§ **Objective**
All lines below must be repeated exactly, with the pictures omitted.

§ **Material provided**
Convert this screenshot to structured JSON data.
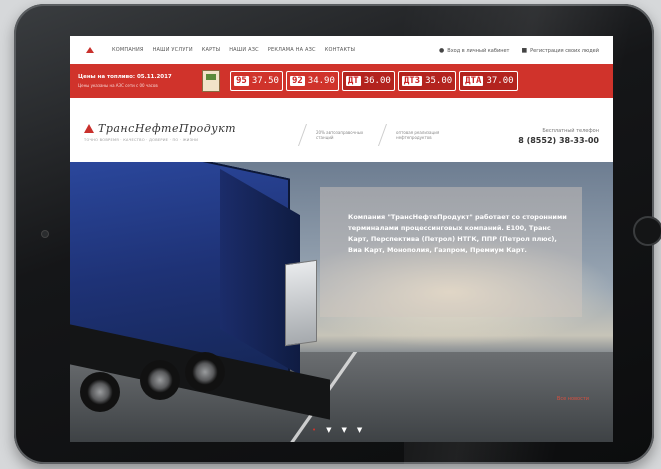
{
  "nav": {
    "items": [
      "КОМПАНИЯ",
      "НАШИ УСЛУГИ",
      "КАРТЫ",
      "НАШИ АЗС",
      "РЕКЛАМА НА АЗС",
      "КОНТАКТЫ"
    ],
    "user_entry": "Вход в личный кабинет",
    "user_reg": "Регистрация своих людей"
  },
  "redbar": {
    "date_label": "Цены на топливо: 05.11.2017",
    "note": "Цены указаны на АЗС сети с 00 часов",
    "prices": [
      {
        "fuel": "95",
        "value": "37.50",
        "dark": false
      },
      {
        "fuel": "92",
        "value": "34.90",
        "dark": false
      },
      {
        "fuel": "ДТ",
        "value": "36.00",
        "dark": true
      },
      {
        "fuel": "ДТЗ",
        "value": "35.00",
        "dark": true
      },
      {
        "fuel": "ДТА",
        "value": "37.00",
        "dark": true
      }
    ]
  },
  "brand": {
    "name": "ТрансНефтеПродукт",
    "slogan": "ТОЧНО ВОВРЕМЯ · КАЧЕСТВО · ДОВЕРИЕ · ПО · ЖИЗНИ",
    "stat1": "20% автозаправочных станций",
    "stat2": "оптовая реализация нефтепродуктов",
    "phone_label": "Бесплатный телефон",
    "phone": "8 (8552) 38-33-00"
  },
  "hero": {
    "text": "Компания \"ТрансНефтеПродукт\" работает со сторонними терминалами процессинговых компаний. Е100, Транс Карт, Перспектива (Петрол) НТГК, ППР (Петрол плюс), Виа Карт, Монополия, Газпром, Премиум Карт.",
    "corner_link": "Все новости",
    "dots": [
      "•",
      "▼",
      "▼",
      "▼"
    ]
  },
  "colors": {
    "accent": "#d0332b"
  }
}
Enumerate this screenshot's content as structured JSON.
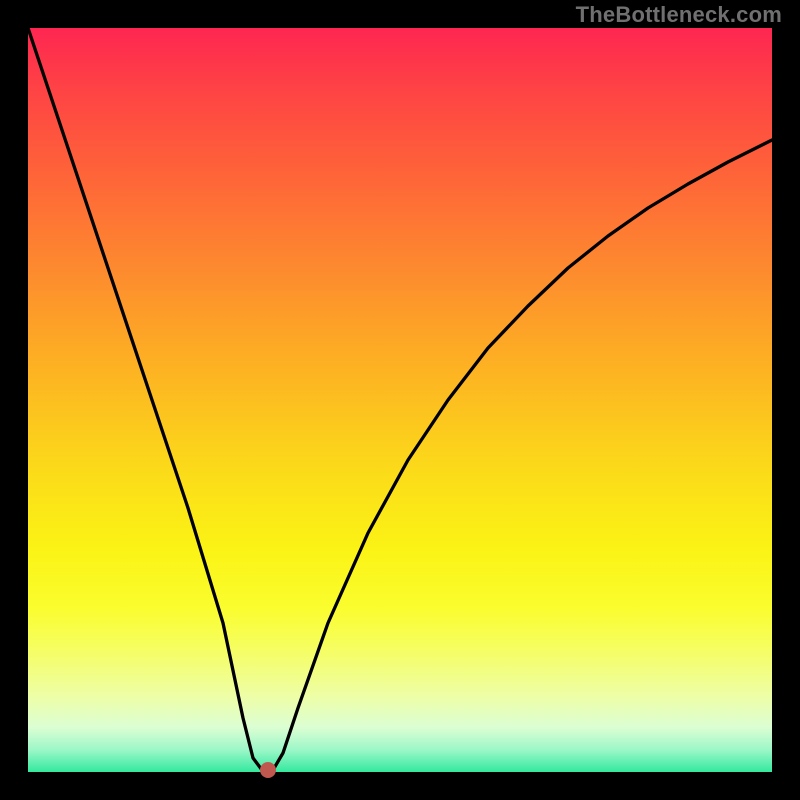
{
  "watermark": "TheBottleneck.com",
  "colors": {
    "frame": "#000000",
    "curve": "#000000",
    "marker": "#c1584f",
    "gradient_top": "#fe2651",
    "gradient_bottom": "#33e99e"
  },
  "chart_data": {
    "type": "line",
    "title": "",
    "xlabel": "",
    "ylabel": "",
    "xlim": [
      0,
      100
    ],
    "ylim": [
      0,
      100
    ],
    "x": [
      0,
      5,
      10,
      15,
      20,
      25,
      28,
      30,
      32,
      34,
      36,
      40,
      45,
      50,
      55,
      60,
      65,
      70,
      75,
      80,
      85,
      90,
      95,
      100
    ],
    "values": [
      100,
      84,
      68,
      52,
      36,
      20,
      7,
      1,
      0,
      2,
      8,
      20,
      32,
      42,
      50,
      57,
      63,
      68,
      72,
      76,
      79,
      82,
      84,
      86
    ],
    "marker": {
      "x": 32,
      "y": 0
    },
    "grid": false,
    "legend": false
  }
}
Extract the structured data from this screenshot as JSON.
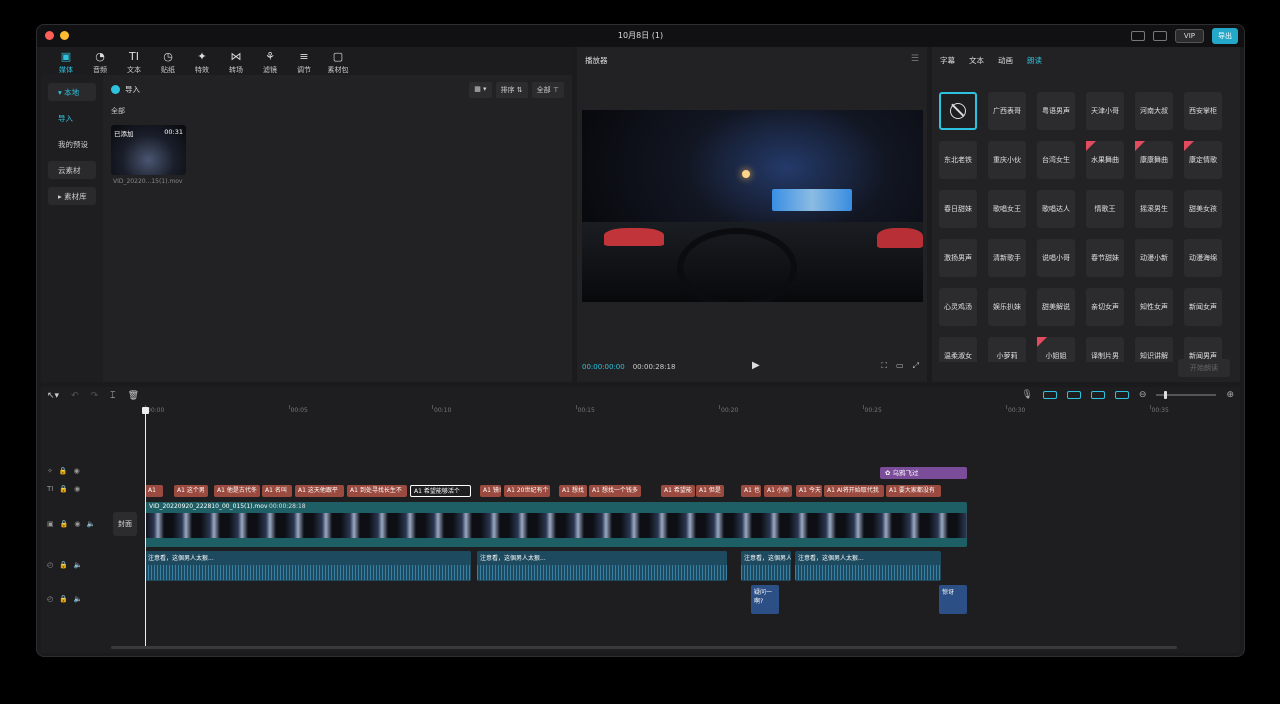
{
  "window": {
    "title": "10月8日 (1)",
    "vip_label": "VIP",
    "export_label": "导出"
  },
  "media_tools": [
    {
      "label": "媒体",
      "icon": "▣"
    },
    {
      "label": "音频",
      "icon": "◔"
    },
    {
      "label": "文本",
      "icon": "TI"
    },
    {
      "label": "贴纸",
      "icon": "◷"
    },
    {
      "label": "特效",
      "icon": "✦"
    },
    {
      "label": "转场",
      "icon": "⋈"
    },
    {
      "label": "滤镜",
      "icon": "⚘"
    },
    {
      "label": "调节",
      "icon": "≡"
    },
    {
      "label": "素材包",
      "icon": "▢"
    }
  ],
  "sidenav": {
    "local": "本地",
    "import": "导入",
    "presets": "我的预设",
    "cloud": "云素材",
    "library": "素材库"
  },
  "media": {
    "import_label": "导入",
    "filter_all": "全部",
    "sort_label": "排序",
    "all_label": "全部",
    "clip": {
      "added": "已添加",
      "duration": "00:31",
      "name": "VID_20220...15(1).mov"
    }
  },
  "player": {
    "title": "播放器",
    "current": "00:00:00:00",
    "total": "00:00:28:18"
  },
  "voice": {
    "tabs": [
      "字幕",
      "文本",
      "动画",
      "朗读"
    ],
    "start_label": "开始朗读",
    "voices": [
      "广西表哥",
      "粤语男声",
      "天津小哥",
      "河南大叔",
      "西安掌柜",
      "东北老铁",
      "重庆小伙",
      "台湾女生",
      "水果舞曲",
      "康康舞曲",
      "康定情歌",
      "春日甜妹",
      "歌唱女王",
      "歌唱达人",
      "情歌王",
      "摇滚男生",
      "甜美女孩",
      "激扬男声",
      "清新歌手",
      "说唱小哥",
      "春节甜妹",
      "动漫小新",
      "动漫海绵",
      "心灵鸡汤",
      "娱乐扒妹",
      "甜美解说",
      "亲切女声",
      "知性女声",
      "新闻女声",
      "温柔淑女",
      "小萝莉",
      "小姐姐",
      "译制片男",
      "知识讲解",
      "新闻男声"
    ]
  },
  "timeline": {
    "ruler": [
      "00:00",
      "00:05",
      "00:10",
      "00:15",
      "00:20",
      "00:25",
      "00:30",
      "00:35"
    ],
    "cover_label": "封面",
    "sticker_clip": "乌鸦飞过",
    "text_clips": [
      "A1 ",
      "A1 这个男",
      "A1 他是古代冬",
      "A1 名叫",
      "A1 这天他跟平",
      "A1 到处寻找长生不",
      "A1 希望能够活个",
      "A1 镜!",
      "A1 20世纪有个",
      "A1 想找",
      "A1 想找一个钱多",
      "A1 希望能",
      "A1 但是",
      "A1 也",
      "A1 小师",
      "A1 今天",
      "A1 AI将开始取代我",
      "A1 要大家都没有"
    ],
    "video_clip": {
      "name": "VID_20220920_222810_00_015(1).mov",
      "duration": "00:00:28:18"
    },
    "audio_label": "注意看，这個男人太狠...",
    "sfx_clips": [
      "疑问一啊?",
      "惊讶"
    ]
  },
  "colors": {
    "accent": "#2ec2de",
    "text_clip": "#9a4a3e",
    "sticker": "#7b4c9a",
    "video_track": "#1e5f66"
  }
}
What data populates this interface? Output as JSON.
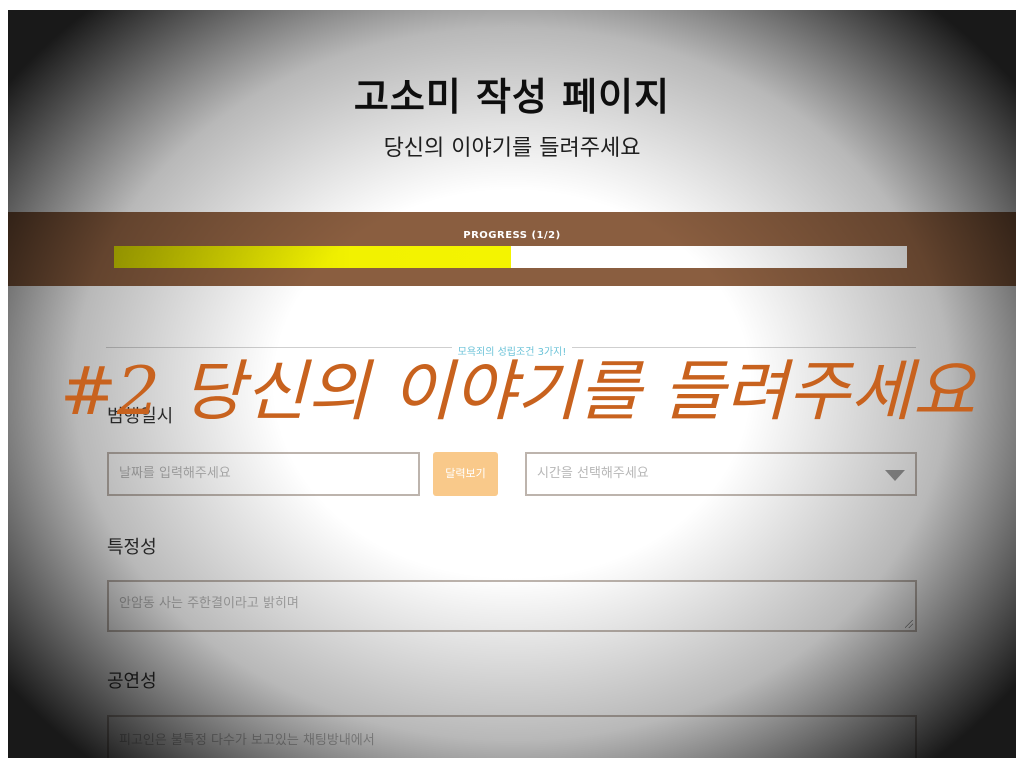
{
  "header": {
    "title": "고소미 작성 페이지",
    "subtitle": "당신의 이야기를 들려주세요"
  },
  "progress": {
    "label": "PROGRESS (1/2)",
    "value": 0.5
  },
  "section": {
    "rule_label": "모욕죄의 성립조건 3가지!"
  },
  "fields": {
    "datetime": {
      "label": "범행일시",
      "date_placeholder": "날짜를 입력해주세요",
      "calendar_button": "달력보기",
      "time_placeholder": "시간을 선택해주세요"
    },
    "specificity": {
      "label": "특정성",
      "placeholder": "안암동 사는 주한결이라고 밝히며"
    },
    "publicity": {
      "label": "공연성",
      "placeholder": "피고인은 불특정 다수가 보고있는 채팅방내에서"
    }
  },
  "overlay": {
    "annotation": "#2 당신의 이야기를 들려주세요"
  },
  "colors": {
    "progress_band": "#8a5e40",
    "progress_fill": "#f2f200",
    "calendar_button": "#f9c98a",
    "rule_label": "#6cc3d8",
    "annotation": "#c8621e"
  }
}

§ **Final result**
Convert this screenshot to structured JSON data.
{
  "nav": {
    "items": [
      "КОМПАНИЯ",
      "НАШИ УСЛУГИ",
      "КАРТЫ",
      "НАШИ АЗС",
      "РЕКЛАМА НА АЗС",
      "КОНТАКТЫ"
    ],
    "user_entry": "Вход в личный кабинет",
    "user_reg": "Регистрация своих людей"
  },
  "redbar": {
    "date_label": "Цены на топливо: 05.11.2017",
    "note": "Цены указаны на АЗС сети с 00 часов",
    "prices": [
      {
        "fuel": "95",
        "value": "37.50",
        "dark": false
      },
      {
        "fuel": "92",
        "value": "34.90",
        "dark": false
      },
      {
        "fuel": "ДТ",
        "value": "36.00",
        "dark": true
      },
      {
        "fuel": "ДТЗ",
        "value": "35.00",
        "dark": true
      },
      {
        "fuel": "ДТА",
        "value": "37.00",
        "dark": true
      }
    ]
  },
  "brand": {
    "name": "ТрансНефтеПродукт",
    "slogan": "ТОЧНО ВОВРЕМЯ · КАЧЕСТВО · ДОВЕРИЕ · ПО · ЖИЗНИ",
    "stat1": "20% автозаправочных станций",
    "stat2": "оптовая реализация нефтепродуктов",
    "phone_label": "Бесплатный телефон",
    "phone": "8 (8552) 38-33-00"
  },
  "hero": {
    "text": "Компания \"ТрансНефтеПродукт\" работает со сторонними терминалами процессинговых компаний. Е100, Транс Карт, Перспектива (Петрол) НТГК, ППР (Петрол плюс), Виа Карт, Монополия, Газпром, Премиум Карт.",
    "corner_link": "Все новости",
    "dots": [
      "•",
      "▼",
      "▼",
      "▼"
    ]
  },
  "colors": {
    "accent": "#d0332b"
  }
}
Enumerate this screenshot's content as structured JSON.
{
  "watermark": "TheBottleneck.com",
  "colors": {
    "frame": "#000000",
    "curve": "#000000",
    "marker": "#c1584f",
    "gradient_top": "#fe2651",
    "gradient_bottom": "#33e99e"
  },
  "chart_data": {
    "type": "line",
    "title": "",
    "xlabel": "",
    "ylabel": "",
    "xlim": [
      0,
      100
    ],
    "ylim": [
      0,
      100
    ],
    "x": [
      0,
      5,
      10,
      15,
      20,
      25,
      28,
      30,
      32,
      34,
      36,
      40,
      45,
      50,
      55,
      60,
      65,
      70,
      75,
      80,
      85,
      90,
      95,
      100
    ],
    "values": [
      100,
      84,
      68,
      52,
      36,
      20,
      7,
      1,
      0,
      2,
      8,
      20,
      32,
      42,
      50,
      57,
      63,
      68,
      72,
      76,
      79,
      82,
      84,
      86
    ],
    "marker": {
      "x": 32,
      "y": 0
    },
    "grid": false,
    "legend": false
  }
}
Extract the structured data from this screenshot as JSON.
{
  "window": {
    "title": "10月8日 (1)",
    "vip_label": "VIP",
    "export_label": "导出"
  },
  "media_tools": [
    {
      "label": "媒体",
      "icon": "▣"
    },
    {
      "label": "音频",
      "icon": "◔"
    },
    {
      "label": "文本",
      "icon": "TI"
    },
    {
      "label": "贴纸",
      "icon": "◷"
    },
    {
      "label": "特效",
      "icon": "✦"
    },
    {
      "label": "转场",
      "icon": "⋈"
    },
    {
      "label": "滤镜",
      "icon": "⚘"
    },
    {
      "label": "调节",
      "icon": "≡"
    },
    {
      "label": "素材包",
      "icon": "▢"
    }
  ],
  "sidenav": {
    "local": "本地",
    "import": "导入",
    "presets": "我的预设",
    "cloud": "云素材",
    "library": "素材库"
  },
  "media": {
    "import_label": "导入",
    "filter_all": "全部",
    "sort_label": "排序",
    "all_label": "全部",
    "clip": {
      "added": "已添加",
      "duration": "00:31",
      "name": "VID_20220...15(1).mov"
    }
  },
  "player": {
    "title": "播放器",
    "current": "00:00:00:00",
    "total": "00:00:28:18"
  },
  "voice": {
    "tabs": [
      "字幕",
      "文本",
      "动画",
      "朗读"
    ],
    "start_label": "开始朗读",
    "voices": [
      "广西表哥",
      "粤语男声",
      "天津小哥",
      "河南大叔",
      "西安掌柜",
      "东北老铁",
      "重庆小伙",
      "台湾女生",
      "水果舞曲",
      "康康舞曲",
      "康定情歌",
      "春日甜妹",
      "歌唱女王",
      "歌唱达人",
      "情歌王",
      "摇滚男生",
      "甜美女孩",
      "激扬男声",
      "清新歌手",
      "说唱小哥",
      "春节甜妹",
      "动漫小新",
      "动漫海绵",
      "心灵鸡汤",
      "娱乐扒妹",
      "甜美解说",
      "亲切女声",
      "知性女声",
      "新闻女声",
      "温柔淑女",
      "小萝莉",
      "小姐姐",
      "译制片男",
      "知识讲解",
      "新闻男声"
    ]
  },
  "timeline": {
    "ruler": [
      "00:00",
      "00:05",
      "00:10",
      "00:15",
      "00:20",
      "00:25",
      "00:30",
      "00:35"
    ],
    "cover_label": "封面",
    "sticker_clip": "乌鸦飞过",
    "text_clips": [
      "A1 ",
      "A1 这个男",
      "A1 他是古代冬",
      "A1 名叫",
      "A1 这天他跟平",
      "A1 到处寻找长生不",
      "A1 希望能够活个",
      "A1 镜!",
      "A1 20世纪有个",
      "A1 想找",
      "A1 想找一个钱多",
      "A1 希望能",
      "A1 但是",
      "A1 也",
      "A1 小师",
      "A1 今天",
      "A1 AI将开始取代我",
      "A1 要大家都没有"
    ],
    "video_clip": {
      "name": "VID_20220920_222810_00_015(1).mov",
      "duration": "00:00:28:18"
    },
    "audio_label": "注意看，这個男人太狠...",
    "sfx_clips": [
      "疑问一啊?",
      "惊讶"
    ]
  },
  "colors": {
    "accent": "#2ec2de",
    "text_clip": "#9a4a3e",
    "sticker": "#7b4c9a",
    "video_track": "#1e5f66"
  }
}
What data populates this interface? Output as JSON.
{
  "header": {
    "title": "고소미 작성 페이지",
    "subtitle": "당신의 이야기를 들려주세요"
  },
  "progress": {
    "label": "PROGRESS (1/2)",
    "value": 0.5
  },
  "section": {
    "rule_label": "모욕죄의 성립조건 3가지!"
  },
  "fields": {
    "datetime": {
      "label": "범행일시",
      "date_placeholder": "날짜를 입력해주세요",
      "calendar_button": "달력보기",
      "time_placeholder": "시간을 선택해주세요"
    },
    "specificity": {
      "label": "특정성",
      "placeholder": "안암동 사는 주한결이라고 밝히며"
    },
    "publicity": {
      "label": "공연성",
      "placeholder": "피고인은 불특정 다수가 보고있는 채팅방내에서"
    }
  },
  "overlay": {
    "annotation": "#2 당신의 이야기를 들려주세요"
  },
  "colors": {
    "progress_band": "#8a5e40",
    "progress_fill": "#f2f200",
    "calendar_button": "#f9c98a",
    "rule_label": "#6cc3d8",
    "annotation": "#c8621e"
  }
}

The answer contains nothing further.